Exercise goal – Take each line that has the word "datos" and return it.

══ Supplied records

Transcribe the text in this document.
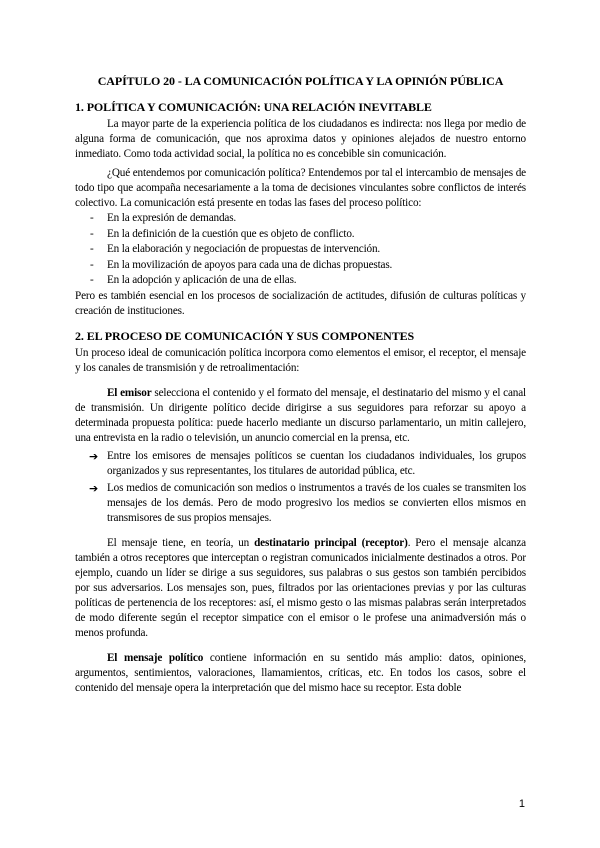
CAPÍTULO 20 - LA COMUNICACIÓN POLÍTICA Y LA OPINIÓN PÚBLICA
1. POLÍTICA Y COMUNICACIÓN: UNA RELACIÓN INEVITABLE

La mayor parte de la experiencia política de los ciudadanos es indirecta: nos llega por medio de alguna forma de comunicación, que nos aproxima datos y opiniones alejados de nuestro entorno inmediato. Como toda actividad social, la política no es concebible sin comunicación.

¿Qué entendemos por comunicación política? Entendemos por tal el intercambio de mensajes de todo tipo que acompaña necesariamente a la toma de decisiones vinculantes sobre conflictos de interés colectivo. La comunicación está presente en todas las fases del proceso político:

- En la expresión de demandas.
- En la definición de la cuestión que es objeto de conflicto.
- En la elaboración y negociación de propuestas de intervención.
- En la movilización de apoyos para cada una de dichas propuestas.
- En la adopción y aplicación de una de ellas.

Pero es también esencial en los procesos de socialización de actitudes, difusión de culturas políticas y creación de instituciones.

2. EL PROCESO DE COMUNICACIÓN Y SUS COMPONENTES

Un proceso ideal de comunicación política incorpora como elementos el emisor, el receptor, el mensaje y los canales de transmisión y de retroalimentación:

El emisor selecciona el contenido y el formato del mensaje, el destinatario del mismo y el canal de transmisión. Un dirigente político decide dirigirse a sus seguidores para reforzar su apoyo a determinada propuesta política: puede hacerlo mediante un discurso parlamentario, un mitin callejero, una entrevista en la radio o televisión, un anuncio comercial en la prensa, etc.

➔ Entre los emisores de mensajes políticos se cuentan los ciudadanos individuales, los grupos organizados y sus representantes, los titulares de autoridad pública, etc.
➔ Los medios de comunicación son medios o instrumentos a través de los cuales se transmiten los mensajes de los demás. Pero de modo progresivo los medios se convierten ellos mismos en transmisores de sus propios mensajes.

El mensaje tiene, en teoría, un destinatario principal (receptor). Pero el mensaje alcanza también a otros receptores que interceptan o registran comunicados inicialmente destinados a otros. Por ejemplo, cuando un líder se dirige a sus seguidores, sus palabras o sus gestos son también percibidos por sus adversarios. Los mensajes son, pues, filtrados por las orientaciones previas y por las culturas políticas de pertenencia de los receptores: así, el mismo gesto o las mismas palabras serán interpretados de modo diferente según el receptor simpatice con el emisor o le profese una animadversión más o menos profunda.

El mensaje político contiene información en su sentido más amplio: datos, opiniones, argumentos, sentimientos, valoraciones, llamamientos, críticas, etc. En todos los casos, sobre el contenido del mensaje opera la interpretación que del mismo hace su receptor. Esta doble

1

════

Response –
La mayor parte de la experiencia política de los ciudadanos es indirecta: nos llega por medio de alguna forma de comunicación, que nos aproxima datos y opiniones alejados de nuestro entorno inmediato. Como toda actividad social, la política no es concebible sin comunicación.
El mensaje político contiene información en su sentido más amplio: datos, opiniones, argumentos, sentimientos, valoraciones, llamamientos, críticas, etc. En todos los casos, sobre el contenido del mensaje opera la interpretación que del mismo hace su receptor. Esta doble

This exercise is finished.